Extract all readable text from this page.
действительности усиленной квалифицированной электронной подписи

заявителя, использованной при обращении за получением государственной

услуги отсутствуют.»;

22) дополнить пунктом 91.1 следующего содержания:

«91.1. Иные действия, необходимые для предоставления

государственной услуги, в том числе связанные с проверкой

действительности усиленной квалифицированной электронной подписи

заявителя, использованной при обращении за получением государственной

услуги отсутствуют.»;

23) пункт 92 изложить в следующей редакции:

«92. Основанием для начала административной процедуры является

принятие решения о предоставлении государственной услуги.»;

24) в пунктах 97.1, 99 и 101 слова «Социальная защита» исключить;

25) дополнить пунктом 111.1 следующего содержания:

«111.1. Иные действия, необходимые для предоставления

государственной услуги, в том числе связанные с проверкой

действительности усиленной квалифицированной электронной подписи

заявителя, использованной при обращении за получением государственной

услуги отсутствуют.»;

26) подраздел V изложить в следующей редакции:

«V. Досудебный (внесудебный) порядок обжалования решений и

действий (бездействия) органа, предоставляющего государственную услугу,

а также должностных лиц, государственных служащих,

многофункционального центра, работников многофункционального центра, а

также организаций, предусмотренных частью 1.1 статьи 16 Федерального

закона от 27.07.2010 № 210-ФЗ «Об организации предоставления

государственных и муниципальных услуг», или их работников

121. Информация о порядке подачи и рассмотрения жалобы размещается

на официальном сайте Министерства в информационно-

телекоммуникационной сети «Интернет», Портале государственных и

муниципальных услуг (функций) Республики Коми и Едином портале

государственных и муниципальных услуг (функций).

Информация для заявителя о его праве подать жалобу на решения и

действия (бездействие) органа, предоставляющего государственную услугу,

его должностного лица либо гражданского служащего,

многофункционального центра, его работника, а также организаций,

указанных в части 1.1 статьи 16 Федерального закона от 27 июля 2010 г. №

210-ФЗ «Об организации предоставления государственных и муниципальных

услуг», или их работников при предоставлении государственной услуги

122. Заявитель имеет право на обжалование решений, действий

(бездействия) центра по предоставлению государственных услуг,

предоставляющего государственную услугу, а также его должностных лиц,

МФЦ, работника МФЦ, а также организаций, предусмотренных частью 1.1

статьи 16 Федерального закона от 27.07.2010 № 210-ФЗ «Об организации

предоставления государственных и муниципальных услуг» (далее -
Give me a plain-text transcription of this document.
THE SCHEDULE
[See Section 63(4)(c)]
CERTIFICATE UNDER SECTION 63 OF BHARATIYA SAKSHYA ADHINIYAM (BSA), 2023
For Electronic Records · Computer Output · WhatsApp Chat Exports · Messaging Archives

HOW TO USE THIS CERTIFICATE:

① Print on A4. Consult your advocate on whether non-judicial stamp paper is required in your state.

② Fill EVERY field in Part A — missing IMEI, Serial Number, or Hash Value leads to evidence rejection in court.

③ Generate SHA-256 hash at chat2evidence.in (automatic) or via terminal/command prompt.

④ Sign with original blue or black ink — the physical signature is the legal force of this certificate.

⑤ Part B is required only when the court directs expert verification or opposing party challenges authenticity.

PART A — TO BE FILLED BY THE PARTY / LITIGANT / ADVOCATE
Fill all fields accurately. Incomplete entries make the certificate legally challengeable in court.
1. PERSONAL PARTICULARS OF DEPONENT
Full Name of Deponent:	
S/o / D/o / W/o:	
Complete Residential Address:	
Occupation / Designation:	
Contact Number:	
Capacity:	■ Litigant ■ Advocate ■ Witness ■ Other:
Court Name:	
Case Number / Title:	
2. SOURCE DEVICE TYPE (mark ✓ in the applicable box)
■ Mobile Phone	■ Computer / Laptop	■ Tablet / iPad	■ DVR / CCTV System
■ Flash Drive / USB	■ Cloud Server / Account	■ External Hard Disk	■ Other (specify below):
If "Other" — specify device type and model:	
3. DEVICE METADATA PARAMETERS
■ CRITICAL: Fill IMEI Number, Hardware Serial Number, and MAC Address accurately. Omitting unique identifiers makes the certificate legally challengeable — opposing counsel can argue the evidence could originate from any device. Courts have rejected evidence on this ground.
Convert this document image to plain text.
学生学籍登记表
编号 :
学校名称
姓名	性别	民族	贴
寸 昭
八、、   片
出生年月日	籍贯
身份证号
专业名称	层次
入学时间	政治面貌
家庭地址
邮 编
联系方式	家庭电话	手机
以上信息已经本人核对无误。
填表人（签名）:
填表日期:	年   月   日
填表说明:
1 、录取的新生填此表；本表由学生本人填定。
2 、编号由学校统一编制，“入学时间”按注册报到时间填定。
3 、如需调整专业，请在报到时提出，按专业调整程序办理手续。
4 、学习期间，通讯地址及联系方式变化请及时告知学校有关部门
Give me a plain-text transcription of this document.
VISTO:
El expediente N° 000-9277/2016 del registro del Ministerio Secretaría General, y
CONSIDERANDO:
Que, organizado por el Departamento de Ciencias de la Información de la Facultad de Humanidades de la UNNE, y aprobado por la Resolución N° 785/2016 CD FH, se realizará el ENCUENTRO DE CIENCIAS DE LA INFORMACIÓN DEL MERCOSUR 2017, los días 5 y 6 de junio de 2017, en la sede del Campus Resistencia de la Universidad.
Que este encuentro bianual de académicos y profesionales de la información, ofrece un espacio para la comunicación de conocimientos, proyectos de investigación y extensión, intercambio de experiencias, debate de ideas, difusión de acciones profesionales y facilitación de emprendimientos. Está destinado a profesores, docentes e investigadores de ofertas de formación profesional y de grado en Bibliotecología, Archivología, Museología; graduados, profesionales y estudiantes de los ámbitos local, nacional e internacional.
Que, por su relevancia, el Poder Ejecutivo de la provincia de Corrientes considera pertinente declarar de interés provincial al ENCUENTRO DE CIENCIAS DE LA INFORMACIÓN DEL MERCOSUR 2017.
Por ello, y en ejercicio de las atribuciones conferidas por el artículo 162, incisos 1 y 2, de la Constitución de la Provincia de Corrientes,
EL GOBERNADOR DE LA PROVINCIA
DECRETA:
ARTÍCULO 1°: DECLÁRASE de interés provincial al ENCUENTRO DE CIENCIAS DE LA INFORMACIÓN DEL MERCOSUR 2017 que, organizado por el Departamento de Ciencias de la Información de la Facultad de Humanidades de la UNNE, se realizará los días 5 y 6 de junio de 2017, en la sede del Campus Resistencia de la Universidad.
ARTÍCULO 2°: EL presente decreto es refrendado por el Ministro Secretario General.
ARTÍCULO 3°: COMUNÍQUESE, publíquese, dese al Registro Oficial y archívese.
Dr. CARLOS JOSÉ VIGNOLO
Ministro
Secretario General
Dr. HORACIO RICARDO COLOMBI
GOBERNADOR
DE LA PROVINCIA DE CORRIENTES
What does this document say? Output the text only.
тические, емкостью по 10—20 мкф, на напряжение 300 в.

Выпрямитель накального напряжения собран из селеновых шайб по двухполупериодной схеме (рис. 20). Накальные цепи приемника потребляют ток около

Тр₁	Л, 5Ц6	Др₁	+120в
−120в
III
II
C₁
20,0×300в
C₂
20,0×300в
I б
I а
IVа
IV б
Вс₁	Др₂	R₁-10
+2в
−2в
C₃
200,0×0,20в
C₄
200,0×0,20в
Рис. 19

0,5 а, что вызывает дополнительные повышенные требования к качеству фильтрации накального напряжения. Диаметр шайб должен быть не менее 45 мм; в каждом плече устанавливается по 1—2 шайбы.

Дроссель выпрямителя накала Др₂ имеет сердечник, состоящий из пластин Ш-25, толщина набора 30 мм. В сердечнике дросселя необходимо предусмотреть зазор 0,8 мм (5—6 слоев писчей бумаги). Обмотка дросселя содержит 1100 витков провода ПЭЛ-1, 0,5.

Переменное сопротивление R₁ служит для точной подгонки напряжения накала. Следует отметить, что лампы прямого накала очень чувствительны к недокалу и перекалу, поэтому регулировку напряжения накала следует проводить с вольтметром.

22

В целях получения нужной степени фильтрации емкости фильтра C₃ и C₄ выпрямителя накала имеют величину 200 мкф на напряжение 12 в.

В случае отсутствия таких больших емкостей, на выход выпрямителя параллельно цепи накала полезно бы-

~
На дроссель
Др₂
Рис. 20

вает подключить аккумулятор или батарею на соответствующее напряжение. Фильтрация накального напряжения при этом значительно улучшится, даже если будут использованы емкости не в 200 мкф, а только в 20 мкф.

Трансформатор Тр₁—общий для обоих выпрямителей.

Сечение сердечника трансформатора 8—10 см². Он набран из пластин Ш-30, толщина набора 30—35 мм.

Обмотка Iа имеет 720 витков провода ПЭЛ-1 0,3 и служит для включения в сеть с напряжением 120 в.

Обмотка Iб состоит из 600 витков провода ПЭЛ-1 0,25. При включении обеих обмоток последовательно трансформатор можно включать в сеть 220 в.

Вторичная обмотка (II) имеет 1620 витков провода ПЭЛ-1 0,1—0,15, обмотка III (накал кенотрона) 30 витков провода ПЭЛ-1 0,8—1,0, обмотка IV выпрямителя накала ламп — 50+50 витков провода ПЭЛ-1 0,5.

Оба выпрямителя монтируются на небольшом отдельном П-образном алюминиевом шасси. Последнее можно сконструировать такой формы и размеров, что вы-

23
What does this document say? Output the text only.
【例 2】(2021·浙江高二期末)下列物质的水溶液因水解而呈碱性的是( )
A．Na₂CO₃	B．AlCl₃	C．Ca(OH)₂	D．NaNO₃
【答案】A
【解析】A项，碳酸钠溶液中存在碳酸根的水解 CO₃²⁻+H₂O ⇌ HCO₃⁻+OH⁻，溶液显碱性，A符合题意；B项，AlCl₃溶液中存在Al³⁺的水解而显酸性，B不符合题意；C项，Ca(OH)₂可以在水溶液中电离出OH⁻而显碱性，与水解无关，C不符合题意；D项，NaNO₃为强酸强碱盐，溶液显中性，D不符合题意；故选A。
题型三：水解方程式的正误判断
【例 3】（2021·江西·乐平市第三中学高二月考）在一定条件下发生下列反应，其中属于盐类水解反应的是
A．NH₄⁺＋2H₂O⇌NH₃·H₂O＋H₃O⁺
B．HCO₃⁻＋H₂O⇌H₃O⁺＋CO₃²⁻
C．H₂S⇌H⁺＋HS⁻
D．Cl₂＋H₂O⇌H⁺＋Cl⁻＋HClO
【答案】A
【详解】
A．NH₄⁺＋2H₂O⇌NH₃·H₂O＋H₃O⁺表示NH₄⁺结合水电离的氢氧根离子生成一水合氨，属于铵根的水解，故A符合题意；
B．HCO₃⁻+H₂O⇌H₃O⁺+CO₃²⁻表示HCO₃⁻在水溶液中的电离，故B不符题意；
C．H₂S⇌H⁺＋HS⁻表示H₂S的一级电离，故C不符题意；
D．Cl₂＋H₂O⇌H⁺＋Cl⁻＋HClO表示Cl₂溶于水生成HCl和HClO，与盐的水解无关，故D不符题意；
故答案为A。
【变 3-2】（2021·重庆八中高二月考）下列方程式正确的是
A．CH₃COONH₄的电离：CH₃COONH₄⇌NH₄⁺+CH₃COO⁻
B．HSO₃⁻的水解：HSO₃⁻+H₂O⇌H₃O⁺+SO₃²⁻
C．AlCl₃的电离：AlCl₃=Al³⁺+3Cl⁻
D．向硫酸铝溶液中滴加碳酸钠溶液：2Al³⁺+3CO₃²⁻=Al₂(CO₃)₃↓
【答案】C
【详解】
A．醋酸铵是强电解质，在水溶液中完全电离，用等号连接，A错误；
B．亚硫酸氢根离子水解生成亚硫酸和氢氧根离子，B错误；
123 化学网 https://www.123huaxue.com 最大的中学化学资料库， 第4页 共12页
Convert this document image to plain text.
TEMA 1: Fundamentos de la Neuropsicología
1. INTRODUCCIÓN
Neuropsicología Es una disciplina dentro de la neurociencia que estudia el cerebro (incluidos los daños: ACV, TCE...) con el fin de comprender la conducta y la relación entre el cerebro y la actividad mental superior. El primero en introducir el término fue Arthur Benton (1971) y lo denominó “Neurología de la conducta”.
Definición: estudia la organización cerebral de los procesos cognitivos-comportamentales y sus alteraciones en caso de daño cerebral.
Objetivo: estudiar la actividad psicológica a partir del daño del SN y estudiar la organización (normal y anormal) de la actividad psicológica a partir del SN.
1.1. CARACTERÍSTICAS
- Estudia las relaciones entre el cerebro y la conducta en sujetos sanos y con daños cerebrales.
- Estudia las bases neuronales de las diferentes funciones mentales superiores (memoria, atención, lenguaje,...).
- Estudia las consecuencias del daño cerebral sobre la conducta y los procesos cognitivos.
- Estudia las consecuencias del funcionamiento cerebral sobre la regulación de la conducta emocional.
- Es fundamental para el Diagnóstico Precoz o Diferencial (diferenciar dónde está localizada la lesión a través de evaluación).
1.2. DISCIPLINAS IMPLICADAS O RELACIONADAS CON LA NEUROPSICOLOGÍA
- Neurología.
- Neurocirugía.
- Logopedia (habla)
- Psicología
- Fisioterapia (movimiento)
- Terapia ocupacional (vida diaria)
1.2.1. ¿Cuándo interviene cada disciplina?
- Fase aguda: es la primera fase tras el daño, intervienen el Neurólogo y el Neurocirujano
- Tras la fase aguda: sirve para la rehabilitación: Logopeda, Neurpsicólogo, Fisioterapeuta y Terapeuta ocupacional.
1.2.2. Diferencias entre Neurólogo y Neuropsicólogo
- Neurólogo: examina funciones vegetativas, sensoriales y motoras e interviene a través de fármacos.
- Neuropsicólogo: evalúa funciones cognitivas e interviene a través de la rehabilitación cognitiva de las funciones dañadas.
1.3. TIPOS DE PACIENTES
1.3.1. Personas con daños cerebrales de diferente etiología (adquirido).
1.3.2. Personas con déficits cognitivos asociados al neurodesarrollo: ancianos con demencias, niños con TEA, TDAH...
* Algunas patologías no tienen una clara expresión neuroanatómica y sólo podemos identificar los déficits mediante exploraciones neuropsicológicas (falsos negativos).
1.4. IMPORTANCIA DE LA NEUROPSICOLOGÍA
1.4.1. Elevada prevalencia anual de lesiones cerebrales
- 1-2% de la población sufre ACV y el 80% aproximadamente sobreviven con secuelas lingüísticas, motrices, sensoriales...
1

# # # # #

EXERCISE GOAL
Wherever a line in the data above holds "Number", copy that line.

WRITTEN SOLUTION
② Fill EVERY field in Part A — missing IMEI, Serial Number, or Hash Value leads to evidence rejection in court.
Contact Number:	
Case Number / Title:	
■ CRITICAL: Fill IMEI Number, Hardware Serial Number, and MAC Address accurately. Omitting unique identifiers makes the certificate legally challengeable — opposing counsel can argue the evidence could originate from any device. Courts have rejected evidence on this ground.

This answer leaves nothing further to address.